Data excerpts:
┌──

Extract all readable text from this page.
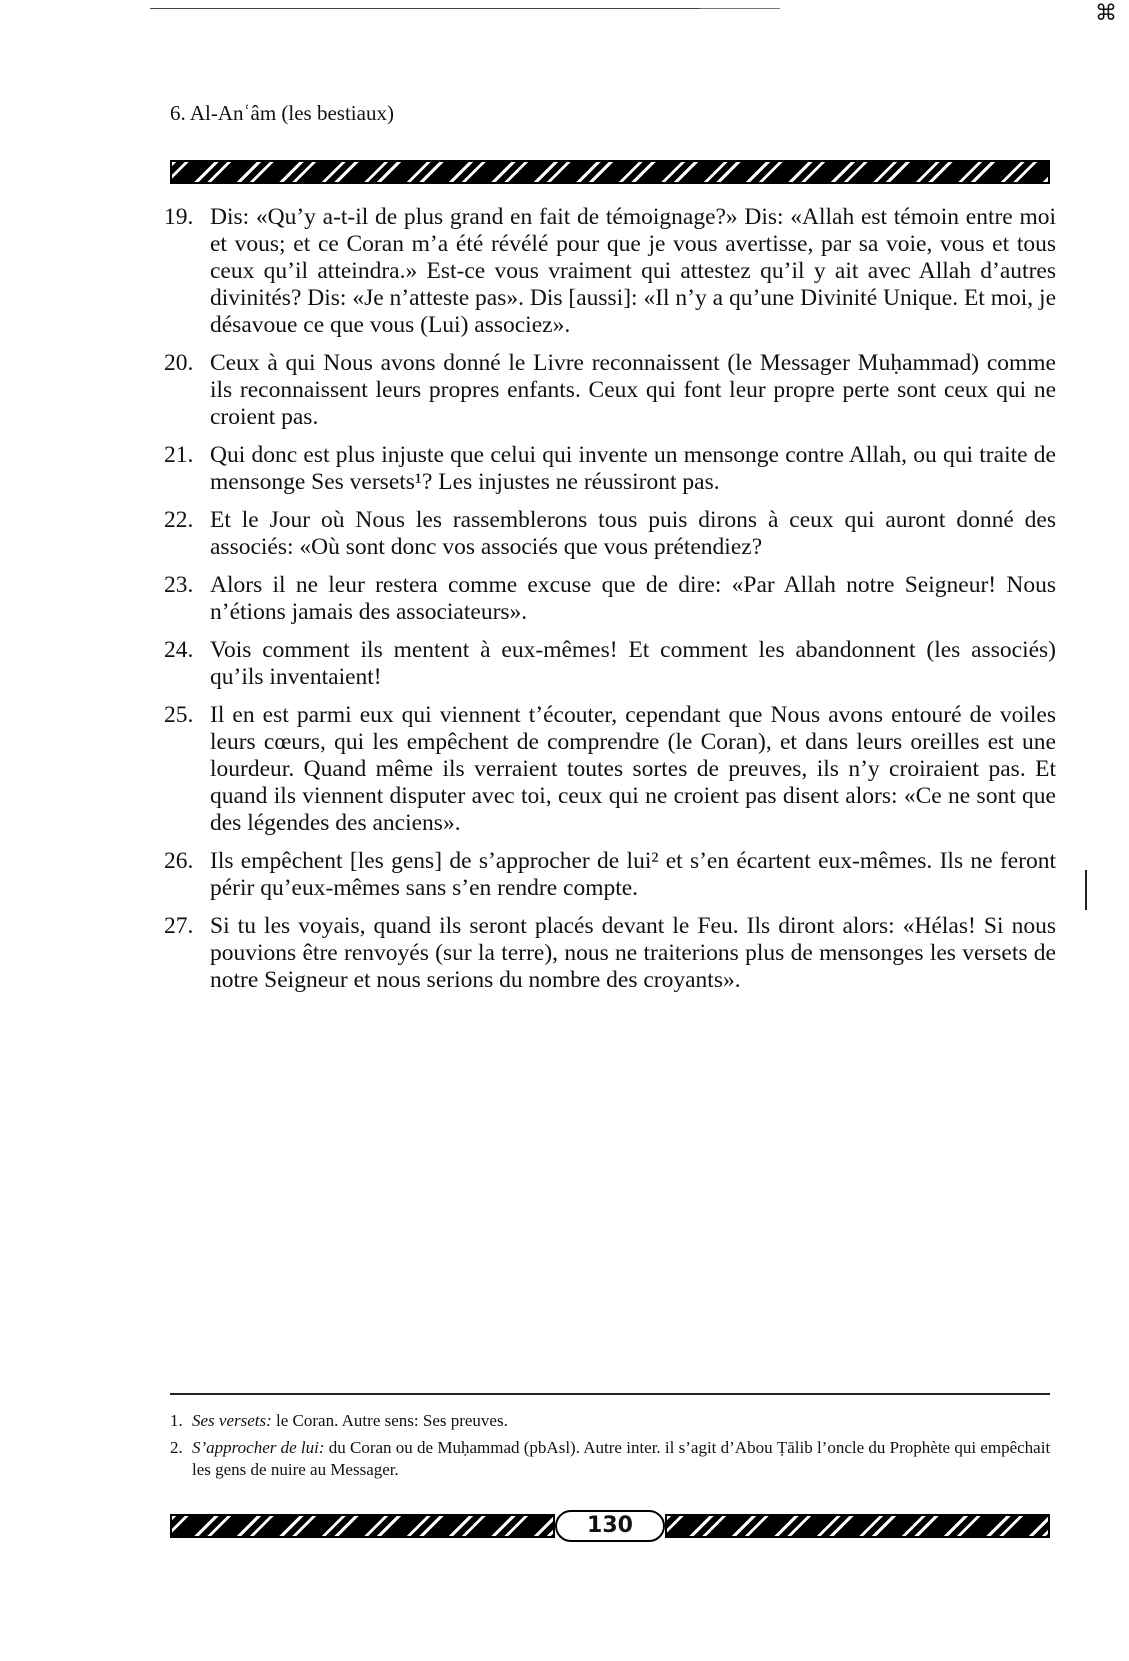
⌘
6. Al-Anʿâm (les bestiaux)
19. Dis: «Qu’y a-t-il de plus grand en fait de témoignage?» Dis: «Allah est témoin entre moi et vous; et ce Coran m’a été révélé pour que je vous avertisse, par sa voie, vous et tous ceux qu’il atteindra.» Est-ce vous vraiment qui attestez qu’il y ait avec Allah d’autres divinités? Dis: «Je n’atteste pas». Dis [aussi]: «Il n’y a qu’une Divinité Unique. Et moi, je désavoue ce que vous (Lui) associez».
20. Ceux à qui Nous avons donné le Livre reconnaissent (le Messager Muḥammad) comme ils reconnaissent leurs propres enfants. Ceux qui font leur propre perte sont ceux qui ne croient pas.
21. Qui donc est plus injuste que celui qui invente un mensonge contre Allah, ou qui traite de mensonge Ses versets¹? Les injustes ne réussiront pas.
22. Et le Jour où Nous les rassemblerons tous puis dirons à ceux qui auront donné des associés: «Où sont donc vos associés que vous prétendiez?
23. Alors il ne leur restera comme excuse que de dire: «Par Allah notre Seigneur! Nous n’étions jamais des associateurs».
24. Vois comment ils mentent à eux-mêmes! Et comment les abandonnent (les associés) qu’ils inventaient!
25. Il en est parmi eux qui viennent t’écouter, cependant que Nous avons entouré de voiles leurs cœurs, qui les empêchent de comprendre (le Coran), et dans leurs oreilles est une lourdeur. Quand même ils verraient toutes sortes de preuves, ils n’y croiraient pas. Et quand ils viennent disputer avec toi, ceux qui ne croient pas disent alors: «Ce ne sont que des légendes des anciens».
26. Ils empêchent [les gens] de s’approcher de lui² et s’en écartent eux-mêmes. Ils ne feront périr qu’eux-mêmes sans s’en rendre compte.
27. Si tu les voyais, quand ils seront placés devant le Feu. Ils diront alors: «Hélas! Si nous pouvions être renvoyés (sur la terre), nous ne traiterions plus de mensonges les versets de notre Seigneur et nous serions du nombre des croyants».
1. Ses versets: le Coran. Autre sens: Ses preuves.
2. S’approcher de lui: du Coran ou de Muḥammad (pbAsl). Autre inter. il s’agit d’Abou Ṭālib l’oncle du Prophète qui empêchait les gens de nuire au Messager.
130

└──

Written task:
Omitting all images, print the listing exactly.

Solution:
Extract all readable text from this page.
⌘
6. Al-Anʿâm (les bestiaux)
19. Dis: «Qu’y a-t-il de plus grand en fait de témoignage?» Dis: «Allah est témoin entre moi et vous; et ce Coran m’a été révélé pour que je vous avertisse, par sa voie, vous et tous ceux qu’il atteindra.» Est-ce vous vraiment qui attestez qu’il y ait avec Allah d’autres divinités? Dis: «Je n’atteste pas». Dis [aussi]: «Il n’y a qu’une Divinité Unique. Et moi, je désavoue ce que vous (Lui) associez».
20. Ceux à qui Nous avons donné le Livre reconnaissent (le Messager Muḥammad) comme ils reconnaissent leurs propres enfants. Ceux qui font leur propre perte sont ceux qui ne croient pas.
21. Qui donc est plus injuste que celui qui invente un mensonge contre Allah, ou qui traite de mensonge Ses versets¹? Les injustes ne réussiront pas.
22. Et le Jour où Nous les rassemblerons tous puis dirons à ceux qui auront donné des associés: «Où sont donc vos associés que vous prétendiez?
23. Alors il ne leur restera comme excuse que de dire: «Par Allah notre Seigneur! Nous n’étions jamais des associateurs».
24. Vois comment ils mentent à eux-mêmes! Et comment les abandonnent (les associés) qu’ils inventaient!
25. Il en est parmi eux qui viennent t’écouter, cependant que Nous avons entouré de voiles leurs cœurs, qui les empêchent de comprendre (le Coran), et dans leurs oreilles est une lourdeur. Quand même ils verraient toutes sortes de preuves, ils n’y croiraient pas. Et quand ils viennent disputer avec toi, ceux qui ne croient pas disent alors: «Ce ne sont que des légendes des anciens».
26. Ils empêchent [les gens] de s’approcher de lui² et s’en écartent eux-mêmes. Ils ne feront périr qu’eux-mêmes sans s’en rendre compte.
27. Si tu les voyais, quand ils seront placés devant le Feu. Ils diront alors: «Hélas! Si nous pouvions être renvoyés (sur la terre), nous ne traiterions plus de mensonges les versets de notre Seigneur et nous serions du nombre des croyants».
1. Ses versets: le Coran. Autre sens: Ses preuves.
2. S’approcher de lui: du Coran ou de Muḥammad (pbAsl). Autre inter. il s’agit d’Abou Ṭālib l’oncle du Prophète qui empêchait les gens de nuire au Messager.
130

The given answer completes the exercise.